• THE TASK: Within the data that follows, how many lines carry the string "thác"? Give the number alone.

• DATA SUPPLIED:

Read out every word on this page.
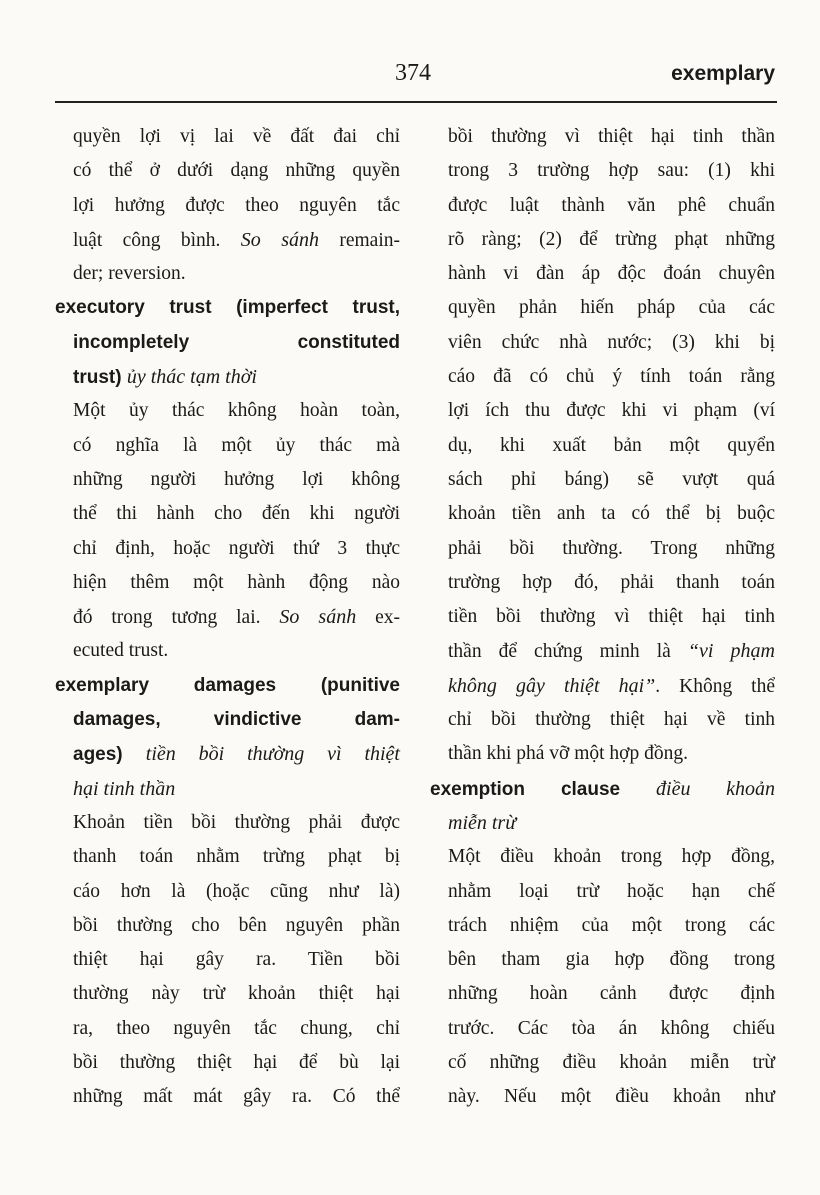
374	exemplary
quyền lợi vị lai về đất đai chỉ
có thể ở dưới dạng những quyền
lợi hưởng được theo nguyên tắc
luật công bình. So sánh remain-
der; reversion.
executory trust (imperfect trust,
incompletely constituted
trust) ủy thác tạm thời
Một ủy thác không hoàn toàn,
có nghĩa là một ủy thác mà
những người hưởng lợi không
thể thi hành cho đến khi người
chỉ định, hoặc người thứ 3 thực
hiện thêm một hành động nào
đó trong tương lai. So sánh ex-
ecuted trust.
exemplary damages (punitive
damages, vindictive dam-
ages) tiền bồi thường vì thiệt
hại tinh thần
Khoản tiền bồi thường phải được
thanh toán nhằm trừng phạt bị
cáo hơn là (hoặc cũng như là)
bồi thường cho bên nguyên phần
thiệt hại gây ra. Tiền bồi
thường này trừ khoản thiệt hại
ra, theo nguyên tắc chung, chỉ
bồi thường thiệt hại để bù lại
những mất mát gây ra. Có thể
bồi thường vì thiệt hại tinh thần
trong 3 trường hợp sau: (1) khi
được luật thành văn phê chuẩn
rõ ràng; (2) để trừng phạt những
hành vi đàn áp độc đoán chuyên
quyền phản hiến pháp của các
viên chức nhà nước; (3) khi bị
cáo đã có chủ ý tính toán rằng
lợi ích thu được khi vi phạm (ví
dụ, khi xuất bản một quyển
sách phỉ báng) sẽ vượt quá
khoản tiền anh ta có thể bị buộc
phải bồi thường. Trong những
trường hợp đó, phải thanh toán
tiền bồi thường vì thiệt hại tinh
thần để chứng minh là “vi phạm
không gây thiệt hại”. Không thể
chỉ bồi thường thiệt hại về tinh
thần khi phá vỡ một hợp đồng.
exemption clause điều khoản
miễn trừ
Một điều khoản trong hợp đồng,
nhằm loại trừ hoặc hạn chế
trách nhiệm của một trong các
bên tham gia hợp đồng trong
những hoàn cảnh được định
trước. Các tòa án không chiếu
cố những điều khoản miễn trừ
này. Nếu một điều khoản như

==

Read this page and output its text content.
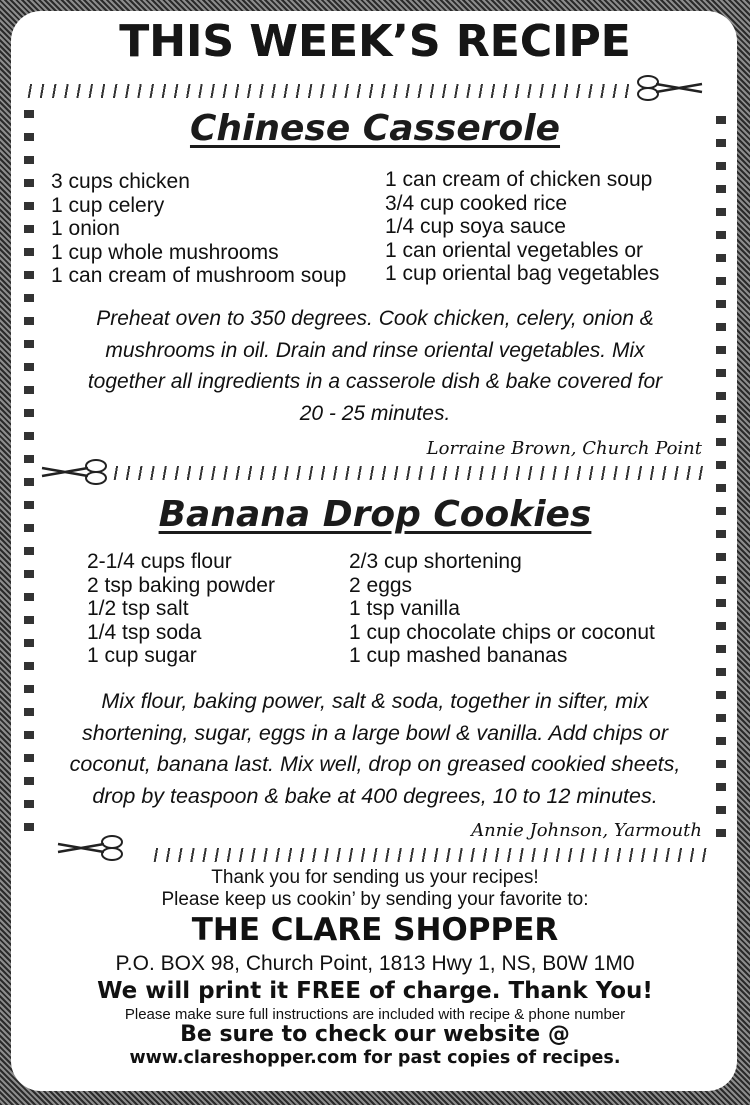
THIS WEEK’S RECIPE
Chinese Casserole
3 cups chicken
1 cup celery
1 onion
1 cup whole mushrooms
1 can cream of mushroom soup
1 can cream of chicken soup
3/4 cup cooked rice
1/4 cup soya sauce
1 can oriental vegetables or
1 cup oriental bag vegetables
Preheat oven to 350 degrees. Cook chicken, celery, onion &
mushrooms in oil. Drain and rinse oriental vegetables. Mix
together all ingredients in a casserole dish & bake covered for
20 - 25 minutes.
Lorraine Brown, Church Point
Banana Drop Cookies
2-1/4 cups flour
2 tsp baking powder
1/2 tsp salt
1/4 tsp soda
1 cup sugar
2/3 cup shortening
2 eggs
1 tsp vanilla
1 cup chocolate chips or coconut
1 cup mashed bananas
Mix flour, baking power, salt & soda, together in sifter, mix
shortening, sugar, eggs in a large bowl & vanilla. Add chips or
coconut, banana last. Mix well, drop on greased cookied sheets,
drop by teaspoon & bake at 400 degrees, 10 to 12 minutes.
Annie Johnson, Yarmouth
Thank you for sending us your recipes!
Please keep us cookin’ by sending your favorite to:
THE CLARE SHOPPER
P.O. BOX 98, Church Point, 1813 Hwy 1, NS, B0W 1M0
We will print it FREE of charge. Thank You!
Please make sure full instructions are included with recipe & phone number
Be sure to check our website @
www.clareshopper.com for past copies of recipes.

• THE REPLY: 3